** BEGIN Input records **

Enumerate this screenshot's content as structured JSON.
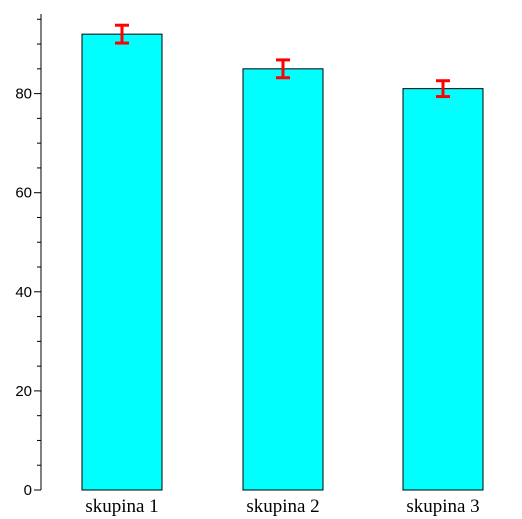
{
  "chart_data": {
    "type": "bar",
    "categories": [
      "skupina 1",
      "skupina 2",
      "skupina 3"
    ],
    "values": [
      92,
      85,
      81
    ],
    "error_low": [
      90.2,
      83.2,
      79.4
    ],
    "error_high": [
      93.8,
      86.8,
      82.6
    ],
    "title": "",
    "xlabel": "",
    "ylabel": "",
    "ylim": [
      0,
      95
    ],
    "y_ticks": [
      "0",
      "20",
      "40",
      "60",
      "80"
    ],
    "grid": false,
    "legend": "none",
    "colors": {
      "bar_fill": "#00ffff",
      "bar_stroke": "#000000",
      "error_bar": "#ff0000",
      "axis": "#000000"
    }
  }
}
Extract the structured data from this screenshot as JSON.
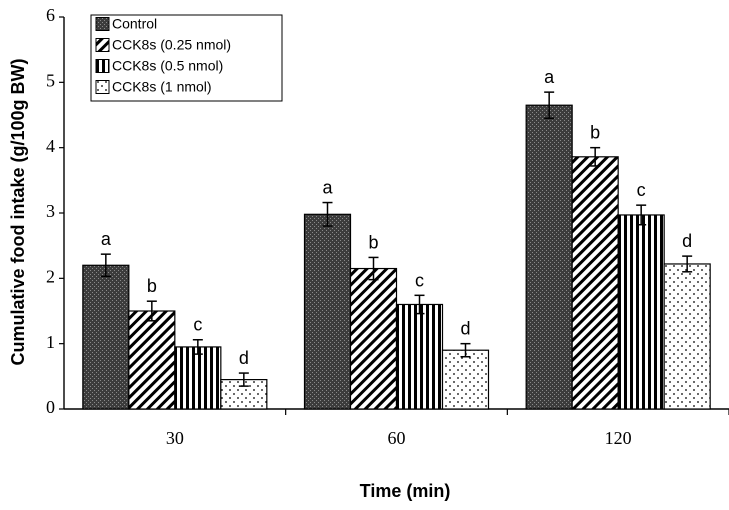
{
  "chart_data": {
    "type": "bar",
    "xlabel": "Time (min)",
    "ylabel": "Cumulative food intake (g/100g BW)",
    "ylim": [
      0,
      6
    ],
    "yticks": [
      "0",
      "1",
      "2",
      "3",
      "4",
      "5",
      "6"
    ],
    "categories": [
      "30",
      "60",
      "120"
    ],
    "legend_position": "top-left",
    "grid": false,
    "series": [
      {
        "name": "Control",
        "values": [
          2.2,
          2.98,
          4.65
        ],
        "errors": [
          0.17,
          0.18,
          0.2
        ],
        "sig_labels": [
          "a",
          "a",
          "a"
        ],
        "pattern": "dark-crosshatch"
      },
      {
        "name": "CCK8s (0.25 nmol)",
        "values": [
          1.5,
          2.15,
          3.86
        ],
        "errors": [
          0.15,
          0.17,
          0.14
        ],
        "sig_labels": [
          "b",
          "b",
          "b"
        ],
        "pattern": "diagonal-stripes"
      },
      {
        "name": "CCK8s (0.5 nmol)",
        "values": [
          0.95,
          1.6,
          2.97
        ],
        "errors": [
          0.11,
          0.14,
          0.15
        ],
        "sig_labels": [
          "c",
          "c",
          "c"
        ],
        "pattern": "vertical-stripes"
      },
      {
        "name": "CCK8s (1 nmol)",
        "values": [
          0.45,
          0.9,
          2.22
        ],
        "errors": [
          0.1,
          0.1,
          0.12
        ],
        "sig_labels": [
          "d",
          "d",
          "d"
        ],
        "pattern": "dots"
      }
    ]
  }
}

** END Input records **

## What you should do
Print the complete listing exactly as it stands, without its pictures.

## Result of the task
Enumerate this screenshot's content as structured JSON.
{
  "chart_data": {
    "type": "bar",
    "categories": [
      "skupina 1",
      "skupina 2",
      "skupina 3"
    ],
    "values": [
      92,
      85,
      81
    ],
    "error_low": [
      90.2,
      83.2,
      79.4
    ],
    "error_high": [
      93.8,
      86.8,
      82.6
    ],
    "title": "",
    "xlabel": "",
    "ylabel": "",
    "ylim": [
      0,
      95
    ],
    "y_ticks": [
      "0",
      "20",
      "40",
      "60",
      "80"
    ],
    "grid": false,
    "legend": "none",
    "colors": {
      "bar_fill": "#00ffff",
      "bar_stroke": "#000000",
      "error_bar": "#ff0000",
      "axis": "#000000"
    }
  }
}
Extract the structured data from this screenshot as JSON.
{
  "chart_data": {
    "type": "bar",
    "xlabel": "Time (min)",
    "ylabel": "Cumulative food intake (g/100g BW)",
    "ylim": [
      0,
      6
    ],
    "yticks": [
      "0",
      "1",
      "2",
      "3",
      "4",
      "5",
      "6"
    ],
    "categories": [
      "30",
      "60",
      "120"
    ],
    "legend_position": "top-left",
    "grid": false,
    "series": [
      {
        "name": "Control",
        "values": [
          2.2,
          2.98,
          4.65
        ],
        "errors": [
          0.17,
          0.18,
          0.2
        ],
        "sig_labels": [
          "a",
          "a",
          "a"
        ],
        "pattern": "dark-crosshatch"
      },
      {
        "name": "CCK8s (0.25 nmol)",
        "values": [
          1.5,
          2.15,
          3.86
        ],
        "errors": [
          0.15,
          0.17,
          0.14
        ],
        "sig_labels": [
          "b",
          "b",
          "b"
        ],
        "pattern": "diagonal-stripes"
      },
      {
        "name": "CCK8s (0.5 nmol)",
        "values": [
          0.95,
          1.6,
          2.97
        ],
        "errors": [
          0.11,
          0.14,
          0.15
        ],
        "sig_labels": [
          "c",
          "c",
          "c"
        ],
        "pattern": "vertical-stripes"
      },
      {
        "name": "CCK8s (1 nmol)",
        "values": [
          0.45,
          0.9,
          2.22
        ],
        "errors": [
          0.1,
          0.1,
          0.12
        ],
        "sig_labels": [
          "d",
          "d",
          "d"
        ],
        "pattern": "dots"
      }
    ]
  }
}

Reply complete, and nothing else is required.